-- Exercise details --
Search the data for the string "servicios" and gather each line it is in.

+++

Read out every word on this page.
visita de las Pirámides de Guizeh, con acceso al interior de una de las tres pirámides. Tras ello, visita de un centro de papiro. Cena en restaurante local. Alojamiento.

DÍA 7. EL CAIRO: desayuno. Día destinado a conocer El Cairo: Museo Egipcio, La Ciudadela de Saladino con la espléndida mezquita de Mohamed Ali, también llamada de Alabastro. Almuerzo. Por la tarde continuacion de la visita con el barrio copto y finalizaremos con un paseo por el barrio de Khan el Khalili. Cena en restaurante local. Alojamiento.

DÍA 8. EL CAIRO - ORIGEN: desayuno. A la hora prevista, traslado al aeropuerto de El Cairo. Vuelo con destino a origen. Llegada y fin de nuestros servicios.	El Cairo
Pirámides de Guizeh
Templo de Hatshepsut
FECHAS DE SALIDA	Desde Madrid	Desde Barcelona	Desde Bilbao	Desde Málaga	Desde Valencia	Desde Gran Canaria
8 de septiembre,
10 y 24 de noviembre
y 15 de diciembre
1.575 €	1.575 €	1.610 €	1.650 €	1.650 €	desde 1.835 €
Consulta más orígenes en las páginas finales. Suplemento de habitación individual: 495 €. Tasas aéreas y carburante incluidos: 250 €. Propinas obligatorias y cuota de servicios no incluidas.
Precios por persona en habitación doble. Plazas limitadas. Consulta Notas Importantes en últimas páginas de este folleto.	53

+++

-- Output of the task --
DÍA 8. EL CAIRO - ORIGEN: desayuno. A la hora prevista, traslado al aeropuerto de El Cairo. Vuelo con destino a origen. Llegada y fin de nuestros servicios.	El Cairo
Consulta más orígenes en las páginas finales. Suplemento de habitación individual: 495 €. Tasas aéreas y carburante incluidos: 250 €. Propinas obligatorias y cuota de servicios no incluidas.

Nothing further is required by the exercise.